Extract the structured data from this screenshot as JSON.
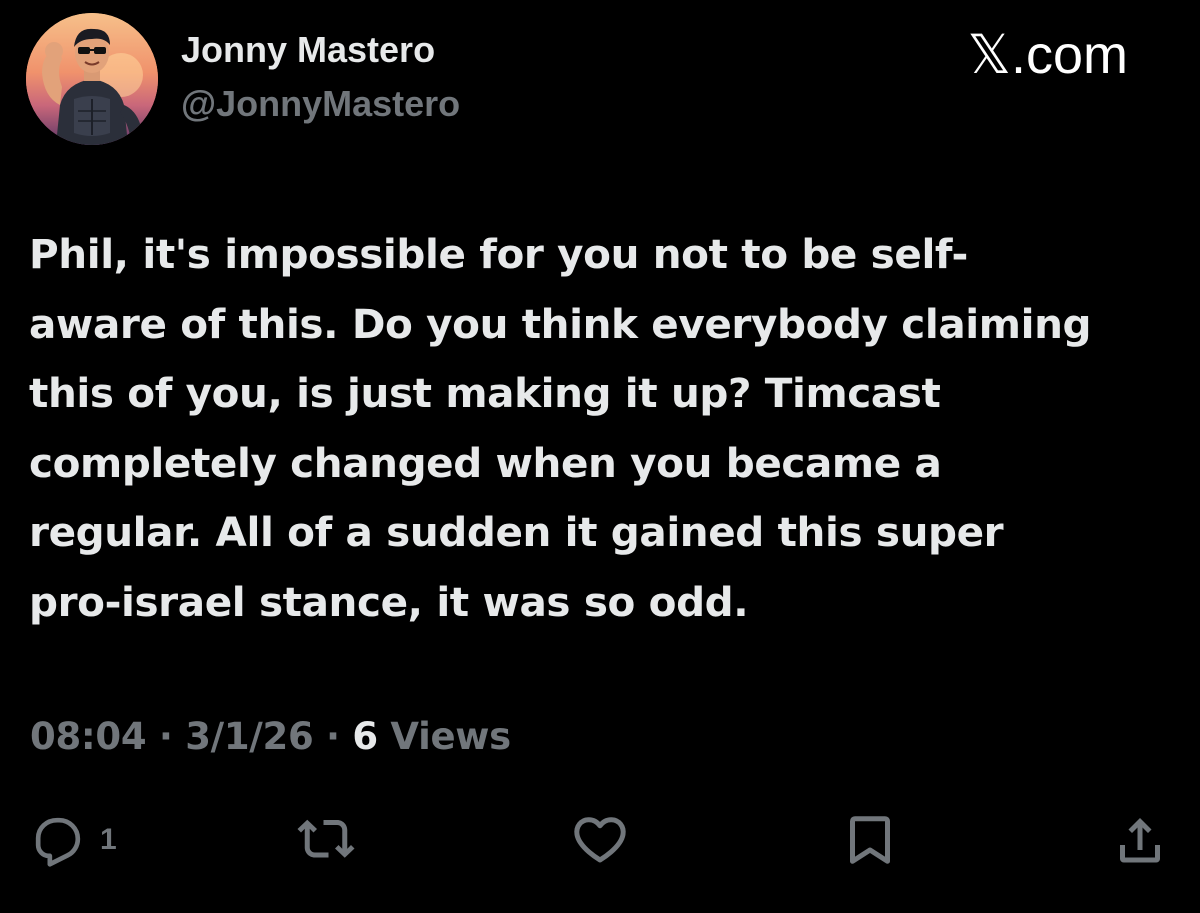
{
  "header": {
    "display_name": "Jonny Mastero",
    "handle": "@JonnyMastero",
    "brand": "𝕏.com"
  },
  "tweet": {
    "lines": [
      "Phil, it's impossible for you not to be self-",
      "aware of this. Do you think everybody claiming",
      "this of you, is just making it up? Timcast",
      "completely changed when you became a",
      "regular. All of a sudden it gained this super",
      "pro-israel stance, it was so odd."
    ]
  },
  "meta": {
    "time": "08:04",
    "date": "3/1/26",
    "separator": " · ",
    "views_count": "6",
    "views_label": " Views"
  },
  "actions": {
    "reply_count": "1",
    "icons": [
      "reply-icon",
      "retweet-icon",
      "like-icon",
      "bookmark-icon",
      "share-icon"
    ]
  },
  "colors": {
    "background": "#000000",
    "primary_text": "#e7e9ea",
    "secondary_text": "#71767b"
  }
}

Goal
Search the entries for the word "this", then gather every line that has it.

Full output
Extract the structured data from this screenshot as JSON.
      "aware of this. Do you think everybody claiming",
      "this of you, is just making it up? Timcast",
      "regular. All of a sudden it gained this super",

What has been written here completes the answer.